Data listing =>

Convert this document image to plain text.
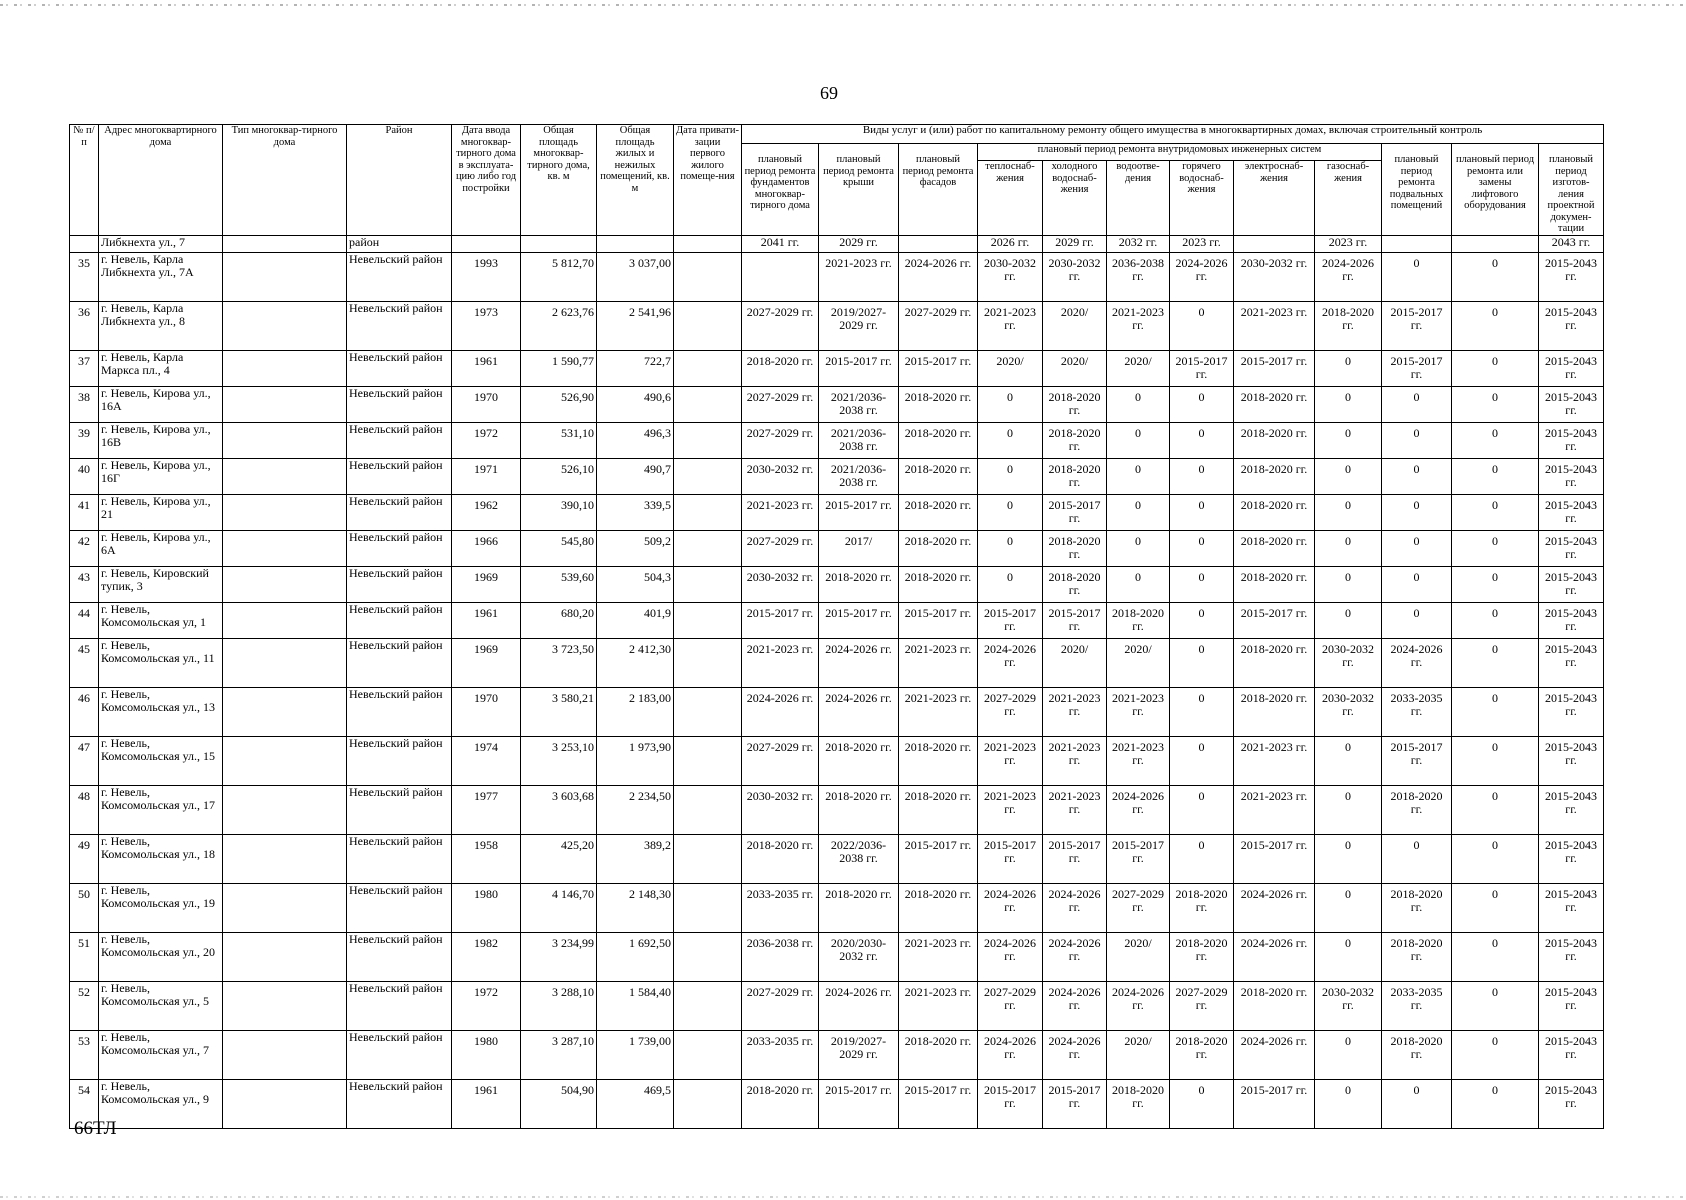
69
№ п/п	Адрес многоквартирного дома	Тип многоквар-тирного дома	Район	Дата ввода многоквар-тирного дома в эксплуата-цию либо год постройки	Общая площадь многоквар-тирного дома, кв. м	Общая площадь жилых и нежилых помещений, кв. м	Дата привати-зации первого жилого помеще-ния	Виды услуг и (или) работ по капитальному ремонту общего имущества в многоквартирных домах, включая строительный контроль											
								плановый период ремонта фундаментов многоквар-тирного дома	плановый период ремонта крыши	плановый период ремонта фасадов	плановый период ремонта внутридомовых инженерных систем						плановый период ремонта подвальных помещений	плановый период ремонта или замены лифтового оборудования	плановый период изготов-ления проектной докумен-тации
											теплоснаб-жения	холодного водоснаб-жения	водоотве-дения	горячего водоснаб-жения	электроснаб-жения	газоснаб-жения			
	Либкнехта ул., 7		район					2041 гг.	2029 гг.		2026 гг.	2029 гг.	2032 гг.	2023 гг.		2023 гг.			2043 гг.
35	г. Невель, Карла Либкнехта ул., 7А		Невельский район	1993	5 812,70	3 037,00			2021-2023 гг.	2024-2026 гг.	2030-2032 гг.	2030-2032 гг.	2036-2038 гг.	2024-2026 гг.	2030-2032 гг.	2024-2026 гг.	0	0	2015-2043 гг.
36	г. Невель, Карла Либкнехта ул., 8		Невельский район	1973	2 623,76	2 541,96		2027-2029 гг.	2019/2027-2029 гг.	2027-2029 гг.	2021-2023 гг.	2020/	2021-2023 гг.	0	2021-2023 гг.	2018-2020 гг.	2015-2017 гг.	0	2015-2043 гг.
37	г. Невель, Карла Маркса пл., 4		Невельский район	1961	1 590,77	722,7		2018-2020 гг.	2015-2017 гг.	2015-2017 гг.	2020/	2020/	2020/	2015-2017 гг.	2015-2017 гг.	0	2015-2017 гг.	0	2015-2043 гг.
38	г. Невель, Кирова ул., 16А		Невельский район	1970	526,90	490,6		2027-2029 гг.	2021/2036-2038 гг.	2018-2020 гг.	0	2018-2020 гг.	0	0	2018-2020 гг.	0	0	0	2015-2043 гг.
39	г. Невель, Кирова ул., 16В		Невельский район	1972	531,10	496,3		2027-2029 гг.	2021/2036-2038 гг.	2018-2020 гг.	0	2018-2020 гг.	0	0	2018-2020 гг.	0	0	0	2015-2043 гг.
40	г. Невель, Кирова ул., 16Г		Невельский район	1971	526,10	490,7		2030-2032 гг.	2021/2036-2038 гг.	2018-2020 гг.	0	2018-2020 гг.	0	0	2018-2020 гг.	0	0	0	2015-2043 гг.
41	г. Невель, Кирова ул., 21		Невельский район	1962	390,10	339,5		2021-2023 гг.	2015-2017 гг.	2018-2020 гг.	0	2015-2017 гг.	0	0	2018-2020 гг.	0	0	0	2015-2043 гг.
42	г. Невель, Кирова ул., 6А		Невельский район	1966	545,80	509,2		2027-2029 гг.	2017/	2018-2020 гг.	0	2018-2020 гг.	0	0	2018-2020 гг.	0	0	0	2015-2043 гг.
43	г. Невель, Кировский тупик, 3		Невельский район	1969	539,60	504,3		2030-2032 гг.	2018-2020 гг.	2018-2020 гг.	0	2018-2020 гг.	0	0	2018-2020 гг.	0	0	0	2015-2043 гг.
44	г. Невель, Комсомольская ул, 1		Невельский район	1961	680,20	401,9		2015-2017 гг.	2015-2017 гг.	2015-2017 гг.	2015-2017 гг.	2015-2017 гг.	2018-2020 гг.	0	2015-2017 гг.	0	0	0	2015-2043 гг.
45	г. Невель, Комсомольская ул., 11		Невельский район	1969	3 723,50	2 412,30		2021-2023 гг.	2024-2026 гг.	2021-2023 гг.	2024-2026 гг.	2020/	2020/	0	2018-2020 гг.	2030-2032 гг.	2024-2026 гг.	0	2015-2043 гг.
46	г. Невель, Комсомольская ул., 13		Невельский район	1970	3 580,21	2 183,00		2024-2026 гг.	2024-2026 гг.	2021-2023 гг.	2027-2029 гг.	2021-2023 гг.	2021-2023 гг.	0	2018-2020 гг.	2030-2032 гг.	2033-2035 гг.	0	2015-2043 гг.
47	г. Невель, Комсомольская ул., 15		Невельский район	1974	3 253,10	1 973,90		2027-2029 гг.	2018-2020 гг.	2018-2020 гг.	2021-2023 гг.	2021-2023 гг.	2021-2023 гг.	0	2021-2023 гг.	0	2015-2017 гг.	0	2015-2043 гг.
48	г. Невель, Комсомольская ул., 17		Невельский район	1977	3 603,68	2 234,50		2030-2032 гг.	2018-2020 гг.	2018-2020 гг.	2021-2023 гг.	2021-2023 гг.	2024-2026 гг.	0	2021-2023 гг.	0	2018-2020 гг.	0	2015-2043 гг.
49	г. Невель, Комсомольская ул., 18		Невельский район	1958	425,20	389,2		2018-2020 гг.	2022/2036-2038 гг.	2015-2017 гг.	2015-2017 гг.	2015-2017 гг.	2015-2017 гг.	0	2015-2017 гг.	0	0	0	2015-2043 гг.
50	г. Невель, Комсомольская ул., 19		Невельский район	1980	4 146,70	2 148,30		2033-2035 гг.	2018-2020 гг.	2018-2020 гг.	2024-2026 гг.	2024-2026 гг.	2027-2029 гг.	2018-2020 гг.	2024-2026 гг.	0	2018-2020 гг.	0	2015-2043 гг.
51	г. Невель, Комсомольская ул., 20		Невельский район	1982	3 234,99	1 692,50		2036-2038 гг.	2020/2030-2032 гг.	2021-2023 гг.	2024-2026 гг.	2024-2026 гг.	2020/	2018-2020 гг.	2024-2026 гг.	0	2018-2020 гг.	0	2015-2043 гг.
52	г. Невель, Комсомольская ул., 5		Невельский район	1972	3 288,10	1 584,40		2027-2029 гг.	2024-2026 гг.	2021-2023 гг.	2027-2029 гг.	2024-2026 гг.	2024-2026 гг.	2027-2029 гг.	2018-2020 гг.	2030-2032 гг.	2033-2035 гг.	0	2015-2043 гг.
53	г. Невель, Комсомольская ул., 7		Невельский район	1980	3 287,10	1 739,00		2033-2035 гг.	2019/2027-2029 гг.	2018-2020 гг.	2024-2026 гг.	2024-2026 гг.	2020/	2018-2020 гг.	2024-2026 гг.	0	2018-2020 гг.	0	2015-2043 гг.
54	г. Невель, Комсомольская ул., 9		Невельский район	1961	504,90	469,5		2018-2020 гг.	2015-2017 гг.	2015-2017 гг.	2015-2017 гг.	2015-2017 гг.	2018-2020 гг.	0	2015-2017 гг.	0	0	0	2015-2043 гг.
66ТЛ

YOUR GOAL => All of the records need repeating exactly, except for the pictures.

THE COMPLETED TASK =>
Convert this document image to plain text.
69
№ п/п	Адрес многоквартирного дома	Тип многоквар-тирного дома	Район	Дата ввода многоквар-тирного дома в эксплуата-цию либо год постройки	Общая площадь многоквар-тирного дома, кв. м	Общая площадь жилых и нежилых помещений, кв. м	Дата привати-зации первого жилого помеще-ния	Виды услуг и (или) работ по капитальному ремонту общего имущества в многоквартирных домах, включая строительный контроль											
								плановый период ремонта фундаментов многоквар-тирного дома	плановый период ремонта крыши	плановый период ремонта фасадов	плановый период ремонта внутридомовых инженерных систем						плановый период ремонта подвальных помещений	плановый период ремонта или замены лифтового оборудования	плановый период изготов-ления проектной докумен-тации
											теплоснаб-жения	холодного водоснаб-жения	водоотве-дения	горячего водоснаб-жения	электроснаб-жения	газоснаб-жения			
	Либкнехта ул., 7		район					2041 гг.	2029 гг.		2026 гг.	2029 гг.	2032 гг.	2023 гг.		2023 гг.			2043 гг.
35	г. Невель, Карла Либкнехта ул., 7А		Невельский район	1993	5 812,70	3 037,00			2021-2023 гг.	2024-2026 гг.	2030-2032 гг.	2030-2032 гг.	2036-2038 гг.	2024-2026 гг.	2030-2032 гг.	2024-2026 гг.	0	0	2015-2043 гг.
36	г. Невель, Карла Либкнехта ул., 8		Невельский район	1973	2 623,76	2 541,96		2027-2029 гг.	2019/2027-2029 гг.	2027-2029 гг.	2021-2023 гг.	2020/	2021-2023 гг.	0	2021-2023 гг.	2018-2020 гг.	2015-2017 гг.	0	2015-2043 гг.
37	г. Невель, Карла Маркса пл., 4		Невельский район	1961	1 590,77	722,7		2018-2020 гг.	2015-2017 гг.	2015-2017 гг.	2020/	2020/	2020/	2015-2017 гг.	2015-2017 гг.	0	2015-2017 гг.	0	2015-2043 гг.
38	г. Невель, Кирова ул., 16А		Невельский район	1970	526,90	490,6		2027-2029 гг.	2021/2036-2038 гг.	2018-2020 гг.	0	2018-2020 гг.	0	0	2018-2020 гг.	0	0	0	2015-2043 гг.
39	г. Невель, Кирова ул., 16В		Невельский район	1972	531,10	496,3		2027-2029 гг.	2021/2036-2038 гг.	2018-2020 гг.	0	2018-2020 гг.	0	0	2018-2020 гг.	0	0	0	2015-2043 гг.
40	г. Невель, Кирова ул., 16Г		Невельский район	1971	526,10	490,7		2030-2032 гг.	2021/2036-2038 гг.	2018-2020 гг.	0	2018-2020 гг.	0	0	2018-2020 гг.	0	0	0	2015-2043 гг.
41	г. Невель, Кирова ул., 21		Невельский район	1962	390,10	339,5		2021-2023 гг.	2015-2017 гг.	2018-2020 гг.	0	2015-2017 гг.	0	0	2018-2020 гг.	0	0	0	2015-2043 гг.
42	г. Невель, Кирова ул., 6А		Невельский район	1966	545,80	509,2		2027-2029 гг.	2017/	2018-2020 гг.	0	2018-2020 гг.	0	0	2018-2020 гг.	0	0	0	2015-2043 гг.
43	г. Невель, Кировский тупик, 3		Невельский район	1969	539,60	504,3		2030-2032 гг.	2018-2020 гг.	2018-2020 гг.	0	2018-2020 гг.	0	0	2018-2020 гг.	0	0	0	2015-2043 гг.
44	г. Невель, Комсомольская ул, 1		Невельский район	1961	680,20	401,9		2015-2017 гг.	2015-2017 гг.	2015-2017 гг.	2015-2017 гг.	2015-2017 гг.	2018-2020 гг.	0	2015-2017 гг.	0	0	0	2015-2043 гг.
45	г. Невель, Комсомольская ул., 11		Невельский район	1969	3 723,50	2 412,30		2021-2023 гг.	2024-2026 гг.	2021-2023 гг.	2024-2026 гг.	2020/	2020/	0	2018-2020 гг.	2030-2032 гг.	2024-2026 гг.	0	2015-2043 гг.
46	г. Невель, Комсомольская ул., 13		Невельский район	1970	3 580,21	2 183,00		2024-2026 гг.	2024-2026 гг.	2021-2023 гг.	2027-2029 гг.	2021-2023 гг.	2021-2023 гг.	0	2018-2020 гг.	2030-2032 гг.	2033-2035 гг.	0	2015-2043 гг.
47	г. Невель, Комсомольская ул., 15		Невельский район	1974	3 253,10	1 973,90		2027-2029 гг.	2018-2020 гг.	2018-2020 гг.	2021-2023 гг.	2021-2023 гг.	2021-2023 гг.	0	2021-2023 гг.	0	2015-2017 гг.	0	2015-2043 гг.
48	г. Невель, Комсомольская ул., 17		Невельский район	1977	3 603,68	2 234,50		2030-2032 гг.	2018-2020 гг.	2018-2020 гг.	2021-2023 гг.	2021-2023 гг.	2024-2026 гг.	0	2021-2023 гг.	0	2018-2020 гг.	0	2015-2043 гг.
49	г. Невель, Комсомольская ул., 18		Невельский район	1958	425,20	389,2		2018-2020 гг.	2022/2036-2038 гг.	2015-2017 гг.	2015-2017 гг.	2015-2017 гг.	2015-2017 гг.	0	2015-2017 гг.	0	0	0	2015-2043 гг.
50	г. Невель, Комсомольская ул., 19		Невельский район	1980	4 146,70	2 148,30		2033-2035 гг.	2018-2020 гг.	2018-2020 гг.	2024-2026 гг.	2024-2026 гг.	2027-2029 гг.	2018-2020 гг.	2024-2026 гг.	0	2018-2020 гг.	0	2015-2043 гг.
51	г. Невель, Комсомольская ул., 20		Невельский район	1982	3 234,99	1 692,50		2036-2038 гг.	2020/2030-2032 гг.	2021-2023 гг.	2024-2026 гг.	2024-2026 гг.	2020/	2018-2020 гг.	2024-2026 гг.	0	2018-2020 гг.	0	2015-2043 гг.
52	г. Невель, Комсомольская ул., 5		Невельский район	1972	3 288,10	1 584,40		2027-2029 гг.	2024-2026 гг.	2021-2023 гг.	2027-2029 гг.	2024-2026 гг.	2024-2026 гг.	2027-2029 гг.	2018-2020 гг.	2030-2032 гг.	2033-2035 гг.	0	2015-2043 гг.
53	г. Невель, Комсомольская ул., 7		Невельский район	1980	3 287,10	1 739,00		2033-2035 гг.	2019/2027-2029 гг.	2018-2020 гг.	2024-2026 гг.	2024-2026 гг.	2020/	2018-2020 гг.	2024-2026 гг.	0	2018-2020 гг.	0	2015-2043 гг.
54	г. Невель, Комсомольская ул., 9		Невельский район	1961	504,90	469,5		2018-2020 гг.	2015-2017 гг.	2015-2017 гг.	2015-2017 гг.	2015-2017 гг.	2018-2020 гг.	0	2015-2017 гг.	0	0	0	2015-2043 гг.
66ТЛ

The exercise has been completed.